■ Exercise objective:
Set down the entries once more exactly as they were written.

■ Input data:
#####

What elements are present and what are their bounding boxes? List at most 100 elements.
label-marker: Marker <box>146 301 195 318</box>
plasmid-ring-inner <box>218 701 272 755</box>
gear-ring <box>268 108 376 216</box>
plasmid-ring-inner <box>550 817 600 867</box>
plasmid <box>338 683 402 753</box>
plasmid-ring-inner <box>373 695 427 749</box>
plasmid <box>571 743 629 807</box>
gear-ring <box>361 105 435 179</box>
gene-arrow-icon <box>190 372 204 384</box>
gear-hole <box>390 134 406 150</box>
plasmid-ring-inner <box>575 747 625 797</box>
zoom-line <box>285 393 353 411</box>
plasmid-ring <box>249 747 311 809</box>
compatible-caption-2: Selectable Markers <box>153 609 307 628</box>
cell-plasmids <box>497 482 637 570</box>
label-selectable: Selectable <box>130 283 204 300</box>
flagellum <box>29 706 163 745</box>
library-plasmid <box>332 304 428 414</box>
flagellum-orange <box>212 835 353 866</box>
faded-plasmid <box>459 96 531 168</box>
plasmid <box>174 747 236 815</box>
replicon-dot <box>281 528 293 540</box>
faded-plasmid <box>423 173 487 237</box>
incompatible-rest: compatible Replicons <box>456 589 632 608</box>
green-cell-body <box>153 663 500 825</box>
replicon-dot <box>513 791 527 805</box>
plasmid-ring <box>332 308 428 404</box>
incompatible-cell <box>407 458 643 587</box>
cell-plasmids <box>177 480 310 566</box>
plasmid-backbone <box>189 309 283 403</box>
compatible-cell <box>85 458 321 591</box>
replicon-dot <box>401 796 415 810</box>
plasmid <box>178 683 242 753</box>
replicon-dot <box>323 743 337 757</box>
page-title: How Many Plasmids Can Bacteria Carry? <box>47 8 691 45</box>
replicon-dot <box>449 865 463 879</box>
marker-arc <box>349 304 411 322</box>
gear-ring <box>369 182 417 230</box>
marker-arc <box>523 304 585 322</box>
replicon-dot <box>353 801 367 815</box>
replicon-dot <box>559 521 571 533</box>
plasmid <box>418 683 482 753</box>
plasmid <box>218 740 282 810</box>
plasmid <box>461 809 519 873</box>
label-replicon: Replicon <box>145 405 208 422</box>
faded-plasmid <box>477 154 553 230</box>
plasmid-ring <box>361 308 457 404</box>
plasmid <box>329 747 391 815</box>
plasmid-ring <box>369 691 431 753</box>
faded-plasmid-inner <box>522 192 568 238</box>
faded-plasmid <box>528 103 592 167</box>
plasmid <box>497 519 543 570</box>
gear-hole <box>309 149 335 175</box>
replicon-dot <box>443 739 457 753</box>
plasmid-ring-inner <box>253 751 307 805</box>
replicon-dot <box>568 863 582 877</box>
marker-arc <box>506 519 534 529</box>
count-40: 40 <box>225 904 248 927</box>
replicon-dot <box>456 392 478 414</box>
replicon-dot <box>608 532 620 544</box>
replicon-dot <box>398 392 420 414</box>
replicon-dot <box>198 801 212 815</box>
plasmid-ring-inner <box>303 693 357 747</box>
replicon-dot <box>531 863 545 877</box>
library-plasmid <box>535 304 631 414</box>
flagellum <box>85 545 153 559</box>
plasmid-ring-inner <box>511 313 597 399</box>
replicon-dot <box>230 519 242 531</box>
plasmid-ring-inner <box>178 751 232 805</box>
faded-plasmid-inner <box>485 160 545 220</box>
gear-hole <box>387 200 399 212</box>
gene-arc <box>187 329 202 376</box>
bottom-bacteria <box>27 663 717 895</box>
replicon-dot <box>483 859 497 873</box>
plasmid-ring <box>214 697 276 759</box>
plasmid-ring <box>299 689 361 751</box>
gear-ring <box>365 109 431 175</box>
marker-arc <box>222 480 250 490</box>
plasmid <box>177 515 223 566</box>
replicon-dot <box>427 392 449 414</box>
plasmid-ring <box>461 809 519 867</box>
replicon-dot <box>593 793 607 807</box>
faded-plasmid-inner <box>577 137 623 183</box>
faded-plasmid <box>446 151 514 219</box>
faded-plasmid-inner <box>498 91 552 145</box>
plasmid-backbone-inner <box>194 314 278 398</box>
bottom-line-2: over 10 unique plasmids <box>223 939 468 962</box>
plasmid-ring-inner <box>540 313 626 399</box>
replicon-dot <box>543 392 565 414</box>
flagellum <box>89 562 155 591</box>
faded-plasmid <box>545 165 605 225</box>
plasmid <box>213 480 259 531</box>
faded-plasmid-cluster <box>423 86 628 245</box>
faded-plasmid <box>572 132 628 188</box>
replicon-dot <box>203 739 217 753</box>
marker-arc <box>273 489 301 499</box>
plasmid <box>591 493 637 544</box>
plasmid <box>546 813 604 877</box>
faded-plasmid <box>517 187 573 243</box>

#####

■ Answer section:
What elements are present and what are their bounding boxes? List at most 100 elements.
label-marker: Marker <box>146 301 195 318</box>
plasmid-ring-inner <box>218 701 272 755</box>
gear-ring <box>268 108 376 216</box>
plasmid-ring-inner <box>550 817 600 867</box>
plasmid <box>338 683 402 753</box>
plasmid-ring-inner <box>373 695 427 749</box>
plasmid <box>571 743 629 807</box>
gear-ring <box>361 105 435 179</box>
gene-arrow-icon <box>190 372 204 384</box>
gear-hole <box>390 134 406 150</box>
plasmid-ring-inner <box>575 747 625 797</box>
zoom-line <box>285 393 353 411</box>
plasmid-ring <box>249 747 311 809</box>
compatible-caption-2: Selectable Markers <box>153 609 307 628</box>
cell-plasmids <box>497 482 637 570</box>
label-selectable: Selectable <box>130 283 204 300</box>
flagellum <box>29 706 163 745</box>
library-plasmid <box>332 304 428 414</box>
flagellum-orange <box>212 835 353 866</box>
faded-plasmid <box>459 96 531 168</box>
plasmid <box>174 747 236 815</box>
replicon-dot <box>281 528 293 540</box>
faded-plasmid <box>423 173 487 237</box>
incompatible-rest: compatible Replicons <box>456 589 632 608</box>
green-cell-body <box>153 663 500 825</box>
replicon-dot <box>513 791 527 805</box>
plasmid-ring <box>332 308 428 404</box>
incompatible-cell <box>407 458 643 587</box>
cell-plasmids <box>177 480 310 566</box>
plasmid-backbone <box>189 309 283 403</box>
compatible-cell <box>85 458 321 591</box>
replicon-dot <box>401 796 415 810</box>
plasmid <box>178 683 242 753</box>
replicon-dot <box>323 743 337 757</box>
page-title: How Many Plasmids Can Bacteria Carry? <box>47 8 691 45</box>
replicon-dot <box>449 865 463 879</box>
marker-arc <box>349 304 411 322</box>
gear-ring <box>369 182 417 230</box>
marker-arc <box>523 304 585 322</box>
replicon-dot <box>353 801 367 815</box>
replicon-dot <box>559 521 571 533</box>
plasmid <box>418 683 482 753</box>
plasmid <box>218 740 282 810</box>
plasmid <box>461 809 519 873</box>
label-replicon: Replicon <box>145 405 208 422</box>
faded-plasmid <box>477 154 553 230</box>
plasmid-ring <box>361 308 457 404</box>
plasmid <box>329 747 391 815</box>
plasmid-ring <box>369 691 431 753</box>
faded-plasmid-inner <box>522 192 568 238</box>
faded-plasmid <box>528 103 592 167</box>
plasmid <box>497 519 543 570</box>
gear-hole <box>309 149 335 175</box>
replicon-dot <box>443 739 457 753</box>
plasmid-ring-inner <box>253 751 307 805</box>
replicon-dot <box>568 863 582 877</box>
marker-arc <box>506 519 534 529</box>
count-40: 40 <box>225 904 248 927</box>
replicon-dot <box>456 392 478 414</box>
replicon-dot <box>608 532 620 544</box>
replicon-dot <box>398 392 420 414</box>
replicon-dot <box>198 801 212 815</box>
plasmid-ring-inner <box>303 693 357 747</box>
replicon-dot <box>531 863 545 877</box>
library-plasmid <box>535 304 631 414</box>
flagellum <box>85 545 153 559</box>
plasmid-ring-inner <box>511 313 597 399</box>
replicon-dot <box>230 519 242 531</box>
plasmid-ring-inner <box>178 751 232 805</box>
faded-plasmid-inner <box>485 160 545 220</box>
gear-hole <box>387 200 399 212</box>
gene-arc <box>187 329 202 376</box>
bottom-bacteria <box>27 663 717 895</box>
replicon-dot <box>483 859 497 873</box>
plasmid-ring <box>214 697 276 759</box>
plasmid-ring <box>299 689 361 751</box>
gear-ring <box>365 109 431 175</box>
marker-arc <box>222 480 250 490</box>
plasmid <box>177 515 223 566</box>
replicon-dot <box>427 392 449 414</box>
plasmid-ring <box>461 809 519 867</box>
replicon-dot <box>593 793 607 807</box>
faded-plasmid-inner <box>577 137 623 183</box>
faded-plasmid <box>446 151 514 219</box>
faded-plasmid-inner <box>498 91 552 145</box>
plasmid-backbone-inner <box>194 314 278 398</box>
bottom-line-2: over 10 unique plasmids <box>223 939 468 962</box>
plasmid-ring-inner <box>540 313 626 399</box>
replicon-dot <box>543 392 565 414</box>
flagellum <box>89 562 155 591</box>
faded-plasmid <box>545 165 605 225</box>
plasmid <box>213 480 259 531</box>
faded-plasmid-cluster <box>423 86 628 245</box>
faded-plasmid <box>572 132 628 188</box>
replicon-dot <box>203 739 217 753</box>
marker-arc <box>273 489 301 499</box>
plasmid <box>591 493 637 544</box>
plasmid <box>546 813 604 877</box>
faded-plasmid <box>517 187 573 243</box>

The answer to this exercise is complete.